TASK DIRECTIONS: Copy all records verbatim.

EXCERPTED DATA:
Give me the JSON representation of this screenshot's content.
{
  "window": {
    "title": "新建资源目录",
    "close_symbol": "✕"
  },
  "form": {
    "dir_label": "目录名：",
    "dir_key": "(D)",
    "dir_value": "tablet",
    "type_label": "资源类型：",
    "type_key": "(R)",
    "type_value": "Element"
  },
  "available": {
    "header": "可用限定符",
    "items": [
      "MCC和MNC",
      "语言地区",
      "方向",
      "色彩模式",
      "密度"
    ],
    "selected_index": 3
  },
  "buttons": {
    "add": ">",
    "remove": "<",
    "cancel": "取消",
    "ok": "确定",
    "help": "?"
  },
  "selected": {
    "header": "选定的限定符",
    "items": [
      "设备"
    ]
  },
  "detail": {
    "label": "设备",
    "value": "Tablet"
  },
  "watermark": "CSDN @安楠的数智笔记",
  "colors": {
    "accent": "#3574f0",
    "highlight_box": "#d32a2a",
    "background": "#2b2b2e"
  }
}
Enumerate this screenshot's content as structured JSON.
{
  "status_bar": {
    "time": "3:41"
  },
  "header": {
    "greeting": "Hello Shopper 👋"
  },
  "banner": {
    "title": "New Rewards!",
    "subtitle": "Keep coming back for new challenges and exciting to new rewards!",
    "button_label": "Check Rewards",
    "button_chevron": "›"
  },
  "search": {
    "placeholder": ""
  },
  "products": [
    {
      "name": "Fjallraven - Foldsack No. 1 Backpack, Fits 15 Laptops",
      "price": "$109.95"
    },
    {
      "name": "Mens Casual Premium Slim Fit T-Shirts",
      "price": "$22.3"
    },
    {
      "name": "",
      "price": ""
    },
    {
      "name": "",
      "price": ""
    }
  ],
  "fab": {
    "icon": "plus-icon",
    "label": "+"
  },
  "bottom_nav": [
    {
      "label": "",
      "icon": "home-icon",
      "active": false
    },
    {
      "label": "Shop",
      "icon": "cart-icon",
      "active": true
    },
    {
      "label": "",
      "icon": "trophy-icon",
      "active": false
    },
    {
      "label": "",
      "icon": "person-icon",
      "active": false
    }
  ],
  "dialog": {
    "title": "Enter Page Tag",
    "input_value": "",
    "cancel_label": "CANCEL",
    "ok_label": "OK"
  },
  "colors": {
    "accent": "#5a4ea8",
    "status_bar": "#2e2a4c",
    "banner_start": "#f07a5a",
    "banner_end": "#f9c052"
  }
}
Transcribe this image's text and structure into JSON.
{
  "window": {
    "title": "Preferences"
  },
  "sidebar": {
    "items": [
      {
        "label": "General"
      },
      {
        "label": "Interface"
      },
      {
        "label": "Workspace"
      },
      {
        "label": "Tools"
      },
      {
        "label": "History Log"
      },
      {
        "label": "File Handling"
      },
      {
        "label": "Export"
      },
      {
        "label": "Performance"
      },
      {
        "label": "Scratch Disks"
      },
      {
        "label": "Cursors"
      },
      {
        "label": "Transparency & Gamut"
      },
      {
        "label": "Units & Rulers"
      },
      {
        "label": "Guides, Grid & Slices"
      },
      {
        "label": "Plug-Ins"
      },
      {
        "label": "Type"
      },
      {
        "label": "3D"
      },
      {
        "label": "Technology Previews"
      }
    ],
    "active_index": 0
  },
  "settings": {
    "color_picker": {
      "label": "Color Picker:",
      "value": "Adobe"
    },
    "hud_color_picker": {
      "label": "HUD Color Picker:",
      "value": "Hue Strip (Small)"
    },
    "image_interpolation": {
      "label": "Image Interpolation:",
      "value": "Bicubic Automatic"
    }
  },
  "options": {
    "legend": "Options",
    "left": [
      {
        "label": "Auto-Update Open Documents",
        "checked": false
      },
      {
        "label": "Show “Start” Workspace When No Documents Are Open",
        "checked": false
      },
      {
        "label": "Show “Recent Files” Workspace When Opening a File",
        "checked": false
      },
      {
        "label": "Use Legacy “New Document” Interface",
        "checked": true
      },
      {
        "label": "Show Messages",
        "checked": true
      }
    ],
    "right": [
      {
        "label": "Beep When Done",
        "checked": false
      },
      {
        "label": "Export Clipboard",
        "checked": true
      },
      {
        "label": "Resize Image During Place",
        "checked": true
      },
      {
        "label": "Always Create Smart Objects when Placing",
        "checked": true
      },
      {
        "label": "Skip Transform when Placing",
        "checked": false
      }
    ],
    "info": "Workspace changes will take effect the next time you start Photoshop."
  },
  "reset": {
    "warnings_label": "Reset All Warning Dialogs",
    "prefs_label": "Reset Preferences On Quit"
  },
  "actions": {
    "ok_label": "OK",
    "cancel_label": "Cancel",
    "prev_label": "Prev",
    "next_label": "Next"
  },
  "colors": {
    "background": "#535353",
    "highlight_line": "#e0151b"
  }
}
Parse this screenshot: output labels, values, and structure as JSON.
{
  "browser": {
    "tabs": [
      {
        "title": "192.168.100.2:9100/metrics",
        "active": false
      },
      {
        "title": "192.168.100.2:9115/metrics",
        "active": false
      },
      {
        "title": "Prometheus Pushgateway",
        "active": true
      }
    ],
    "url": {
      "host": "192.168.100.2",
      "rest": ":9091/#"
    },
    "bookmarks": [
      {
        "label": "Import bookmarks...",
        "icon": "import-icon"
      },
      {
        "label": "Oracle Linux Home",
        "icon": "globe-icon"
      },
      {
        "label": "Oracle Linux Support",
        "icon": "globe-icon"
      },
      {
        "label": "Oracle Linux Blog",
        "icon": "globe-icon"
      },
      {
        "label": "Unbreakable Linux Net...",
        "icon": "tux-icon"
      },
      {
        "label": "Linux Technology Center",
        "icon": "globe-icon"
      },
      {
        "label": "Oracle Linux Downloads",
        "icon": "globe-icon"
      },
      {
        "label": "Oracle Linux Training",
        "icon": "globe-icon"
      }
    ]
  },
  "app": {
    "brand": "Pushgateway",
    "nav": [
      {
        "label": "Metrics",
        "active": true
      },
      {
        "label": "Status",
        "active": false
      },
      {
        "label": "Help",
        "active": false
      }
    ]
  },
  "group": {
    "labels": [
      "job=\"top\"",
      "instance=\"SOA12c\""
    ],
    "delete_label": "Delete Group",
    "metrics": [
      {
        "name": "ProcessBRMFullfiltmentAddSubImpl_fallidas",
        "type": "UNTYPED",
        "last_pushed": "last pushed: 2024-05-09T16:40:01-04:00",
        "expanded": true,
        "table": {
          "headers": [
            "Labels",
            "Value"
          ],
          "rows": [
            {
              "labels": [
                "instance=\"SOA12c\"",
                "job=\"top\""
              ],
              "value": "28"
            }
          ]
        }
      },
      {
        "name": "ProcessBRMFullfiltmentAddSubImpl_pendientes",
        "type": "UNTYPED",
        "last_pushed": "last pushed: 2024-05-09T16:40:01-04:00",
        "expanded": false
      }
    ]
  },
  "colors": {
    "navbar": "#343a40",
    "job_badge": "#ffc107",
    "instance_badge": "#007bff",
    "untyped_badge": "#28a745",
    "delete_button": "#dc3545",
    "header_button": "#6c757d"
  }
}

RESULT:
Give me the JSON representation of this screenshot's content.
{
  "window": {
    "title": "新建资源目录",
    "close_symbol": "✕"
  },
  "form": {
    "dir_label": "目录名：",
    "dir_key": "(D)",
    "dir_value": "tablet",
    "type_label": "资源类型：",
    "type_key": "(R)",
    "type_value": "Element"
  },
  "available": {
    "header": "可用限定符",
    "items": [
      "MCC和MNC",
      "语言地区",
      "方向",
      "色彩模式",
      "密度"
    ],
    "selected_index": 3
  },
  "buttons": {
    "add": ">",
    "remove": "<",
    "cancel": "取消",
    "ok": "确定",
    "help": "?"
  },
  "selected": {
    "header": "选定的限定符",
    "items": [
      "设备"
    ]
  },
  "detail": {
    "label": "设备",
    "value": "Tablet"
  },
  "watermark": "CSDN @安楠的数智笔记",
  "colors": {
    "accent": "#3574f0",
    "highlight_box": "#d32a2a",
    "background": "#2b2b2e"
  }
}
Enumerate this screenshot's content as structured JSON.
{
  "status_bar": {
    "time": "3:41"
  },
  "header": {
    "greeting": "Hello Shopper 👋"
  },
  "banner": {
    "title": "New Rewards!",
    "subtitle": "Keep coming back for new challenges and exciting to new rewards!",
    "button_label": "Check Rewards",
    "button_chevron": "›"
  },
  "search": {
    "placeholder": ""
  },
  "products": [
    {
      "name": "Fjallraven - Foldsack No. 1 Backpack, Fits 15 Laptops",
      "price": "$109.95"
    },
    {
      "name": "Mens Casual Premium Slim Fit T-Shirts",
      "price": "$22.3"
    },
    {
      "name": "",
      "price": ""
    },
    {
      "name": "",
      "price": ""
    }
  ],
  "fab": {
    "icon": "plus-icon",
    "label": "+"
  },
  "bottom_nav": [
    {
      "label": "",
      "icon": "home-icon",
      "active": false
    },
    {
      "label": "Shop",
      "icon": "cart-icon",
      "active": true
    },
    {
      "label": "",
      "icon": "trophy-icon",
      "active": false
    },
    {
      "label": "",
      "icon": "person-icon",
      "active": false
    }
  ],
  "dialog": {
    "title": "Enter Page Tag",
    "input_value": "",
    "cancel_label": "CANCEL",
    "ok_label": "OK"
  },
  "colors": {
    "accent": "#5a4ea8",
    "status_bar": "#2e2a4c",
    "banner_start": "#f07a5a",
    "banner_end": "#f9c052"
  }
}
Transcribe this image's text and structure into JSON.
{
  "window": {
    "title": "Preferences"
  },
  "sidebar": {
    "items": [
      {
        "label": "General"
      },
      {
        "label": "Interface"
      },
      {
        "label": "Workspace"
      },
      {
        "label": "Tools"
      },
      {
        "label": "History Log"
      },
      {
        "label": "File Handling"
      },
      {
        "label": "Export"
      },
      {
        "label": "Performance"
      },
      {
        "label": "Scratch Disks"
      },
      {
        "label": "Cursors"
      },
      {
        "label": "Transparency & Gamut"
      },
      {
        "label": "Units & Rulers"
      },
      {
        "label": "Guides, Grid & Slices"
      },
      {
        "label": "Plug-Ins"
      },
      {
        "label": "Type"
      },
      {
        "label": "3D"
      },
      {
        "label": "Technology Previews"
      }
    ],
    "active_index": 0
  },
  "settings": {
    "color_picker": {
      "label": "Color Picker:",
      "value": "Adobe"
    },
    "hud_color_picker": {
      "label": "HUD Color Picker:",
      "value": "Hue Strip (Small)"
    },
    "image_interpolation": {
      "label": "Image Interpolation:",
      "value": "Bicubic Automatic"
    }
  },
  "options": {
    "legend": "Options",
    "left": [
      {
        "label": "Auto-Update Open Documents",
        "checked": false
      },
      {
        "label": "Show “Start” Workspace When No Documents Are Open",
        "checked": false
      },
      {
        "label": "Show “Recent Files” Workspace When Opening a File",
        "checked": false
      },
      {
        "label": "Use Legacy “New Document” Interface",
        "checked": true
      },
      {
        "label": "Show Messages",
        "checked": true
      }
    ],
    "right": [
      {
        "label": "Beep When Done",
        "checked": false
      },
      {
        "label": "Export Clipboard",
        "checked": true
      },
      {
        "label": "Resize Image During Place",
        "checked": true
      },
      {
        "label": "Always Create Smart Objects when Placing",
        "checked": true
      },
      {
        "label": "Skip Transform when Placing",
        "checked": false
      }
    ],
    "info": "Workspace changes will take effect the next time you start Photoshop."
  },
  "reset": {
    "warnings_label": "Reset All Warning Dialogs",
    "prefs_label": "Reset Preferences On Quit"
  },
  "actions": {
    "ok_label": "OK",
    "cancel_label": "Cancel",
    "prev_label": "Prev",
    "next_label": "Next"
  },
  "colors": {
    "background": "#535353",
    "highlight_line": "#e0151b"
  }
}
Parse this screenshot: output labels, values, and structure as JSON.
{
  "browser": {
    "tabs": [
      {
        "title": "192.168.100.2:9100/metrics",
        "active": false
      },
      {
        "title": "192.168.100.2:9115/metrics",
        "active": false
      },
      {
        "title": "Prometheus Pushgateway",
        "active": true
      }
    ],
    "url": {
      "host": "192.168.100.2",
      "rest": ":9091/#"
    },
    "bookmarks": [
      {
        "label": "Import bookmarks...",
        "icon": "import-icon"
      },
      {
        "label": "Oracle Linux Home",
        "icon": "globe-icon"
      },
      {
        "label": "Oracle Linux Support",
        "icon": "globe-icon"
      },
      {
        "label": "Oracle Linux Blog",
        "icon": "globe-icon"
      },
      {
        "label": "Unbreakable Linux Net...",
        "icon": "tux-icon"
      },
      {
        "label": "Linux Technology Center",
        "icon": "globe-icon"
      },
      {
        "label": "Oracle Linux Downloads",
        "icon": "globe-icon"
      },
      {
        "label": "Oracle Linux Training",
        "icon": "globe-icon"
      }
    ]
  },
  "app": {
    "brand": "Pushgateway",
    "nav": [
      {
        "label": "Metrics",
        "active": true
      },
      {
        "label": "Status",
        "active": false
      },
      {
        "label": "Help",
        "active": false
      }
    ]
  },
  "group": {
    "labels": [
      "job=\"top\"",
      "instance=\"SOA12c\""
    ],
    "delete_label": "Delete Group",
    "metrics": [
      {
        "name": "ProcessBRMFullfiltmentAddSubImpl_fallidas",
        "type": "UNTYPED",
        "last_pushed": "last pushed: 2024-05-09T16:40:01-04:00",
        "expanded": true,
        "table": {
          "headers": [
            "Labels",
            "Value"
          ],
          "rows": [
            {
              "labels": [
                "instance=\"SOA12c\"",
                "job=\"top\""
              ],
              "value": "28"
            }
          ]
        }
      },
      {
        "name": "ProcessBRMFullfiltmentAddSubImpl_pendientes",
        "type": "UNTYPED",
        "last_pushed": "last pushed: 2024-05-09T16:40:01-04:00",
        "expanded": false
      }
    ]
  },
  "colors": {
    "navbar": "#343a40",
    "job_badge": "#ffc107",
    "instance_badge": "#007bff",
    "untyped_badge": "#28a745",
    "delete_button": "#dc3545",
    "header_button": "#6c757d"
  }
}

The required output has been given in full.